- [Supplied records]:
# # # # # # #
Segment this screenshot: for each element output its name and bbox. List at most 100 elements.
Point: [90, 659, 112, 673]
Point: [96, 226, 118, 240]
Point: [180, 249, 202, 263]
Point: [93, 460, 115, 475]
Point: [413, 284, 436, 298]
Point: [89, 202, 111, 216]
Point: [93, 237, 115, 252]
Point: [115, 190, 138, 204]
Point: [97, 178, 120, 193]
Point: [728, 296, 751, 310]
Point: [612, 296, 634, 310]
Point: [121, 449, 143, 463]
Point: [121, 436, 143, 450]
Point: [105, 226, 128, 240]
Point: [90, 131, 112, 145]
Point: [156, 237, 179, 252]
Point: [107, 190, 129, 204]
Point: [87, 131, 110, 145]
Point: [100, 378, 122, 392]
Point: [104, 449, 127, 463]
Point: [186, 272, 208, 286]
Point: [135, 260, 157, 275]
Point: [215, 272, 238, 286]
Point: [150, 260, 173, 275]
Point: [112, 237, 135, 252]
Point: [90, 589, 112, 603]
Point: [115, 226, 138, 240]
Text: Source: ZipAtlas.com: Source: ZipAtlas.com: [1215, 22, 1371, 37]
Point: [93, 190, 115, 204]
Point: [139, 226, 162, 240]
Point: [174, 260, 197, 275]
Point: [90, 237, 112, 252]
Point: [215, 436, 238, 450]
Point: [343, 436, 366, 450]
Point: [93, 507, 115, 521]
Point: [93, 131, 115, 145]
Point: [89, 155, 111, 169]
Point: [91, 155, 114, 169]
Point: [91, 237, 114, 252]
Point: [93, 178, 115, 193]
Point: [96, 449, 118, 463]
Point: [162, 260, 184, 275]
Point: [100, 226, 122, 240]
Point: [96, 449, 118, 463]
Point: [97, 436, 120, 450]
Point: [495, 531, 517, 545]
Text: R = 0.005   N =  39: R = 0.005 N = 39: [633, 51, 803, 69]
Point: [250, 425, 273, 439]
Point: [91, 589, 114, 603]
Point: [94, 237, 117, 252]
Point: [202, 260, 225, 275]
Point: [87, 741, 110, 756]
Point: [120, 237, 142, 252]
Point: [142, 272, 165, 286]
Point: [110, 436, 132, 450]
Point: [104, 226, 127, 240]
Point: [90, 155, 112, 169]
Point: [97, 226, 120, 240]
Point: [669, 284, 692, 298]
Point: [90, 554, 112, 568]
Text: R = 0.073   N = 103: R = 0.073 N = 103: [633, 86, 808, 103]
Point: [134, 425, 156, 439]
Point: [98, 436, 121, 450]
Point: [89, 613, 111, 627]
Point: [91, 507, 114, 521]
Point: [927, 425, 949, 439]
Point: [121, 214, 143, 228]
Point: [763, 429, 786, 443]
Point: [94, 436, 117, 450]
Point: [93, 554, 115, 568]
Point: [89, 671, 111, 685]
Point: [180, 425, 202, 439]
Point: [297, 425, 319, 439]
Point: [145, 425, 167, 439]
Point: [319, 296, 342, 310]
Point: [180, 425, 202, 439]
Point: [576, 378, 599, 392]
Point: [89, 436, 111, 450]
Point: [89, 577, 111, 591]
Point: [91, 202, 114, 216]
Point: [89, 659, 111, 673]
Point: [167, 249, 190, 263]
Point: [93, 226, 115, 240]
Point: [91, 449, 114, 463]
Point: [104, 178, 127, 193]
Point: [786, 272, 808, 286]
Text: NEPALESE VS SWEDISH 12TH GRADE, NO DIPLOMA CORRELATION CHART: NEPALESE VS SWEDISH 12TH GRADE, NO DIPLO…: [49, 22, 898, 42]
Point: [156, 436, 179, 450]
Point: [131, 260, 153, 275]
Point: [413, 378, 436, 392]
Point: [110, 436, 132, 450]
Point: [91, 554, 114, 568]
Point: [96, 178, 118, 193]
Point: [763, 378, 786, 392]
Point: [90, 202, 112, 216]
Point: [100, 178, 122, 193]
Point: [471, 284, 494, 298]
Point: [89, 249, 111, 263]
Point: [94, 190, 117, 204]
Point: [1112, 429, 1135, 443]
# # # # # # #
- [What you have to do]:
Please write out the material above word for word, from its first line up to and including the line that contains "Point: [115, 226, 138, 240]".

- [Result of this task]:
Segment this screenshot: for each element output its name and bbox. List at most 100 elements.
Point: [90, 659, 112, 673]
Point: [96, 226, 118, 240]
Point: [180, 249, 202, 263]
Point: [93, 460, 115, 475]
Point: [413, 284, 436, 298]
Point: [89, 202, 111, 216]
Point: [93, 237, 115, 252]
Point: [115, 190, 138, 204]
Point: [97, 178, 120, 193]
Point: [728, 296, 751, 310]
Point: [612, 296, 634, 310]
Point: [121, 449, 143, 463]
Point: [121, 436, 143, 450]
Point: [105, 226, 128, 240]
Point: [90, 131, 112, 145]
Point: [156, 237, 179, 252]
Point: [107, 190, 129, 204]
Point: [87, 131, 110, 145]
Point: [100, 378, 122, 392]
Point: [104, 449, 127, 463]
Point: [186, 272, 208, 286]
Point: [135, 260, 157, 275]
Point: [215, 272, 238, 286]
Point: [150, 260, 173, 275]
Point: [112, 237, 135, 252]
Point: [90, 589, 112, 603]
Point: [115, 226, 138, 240]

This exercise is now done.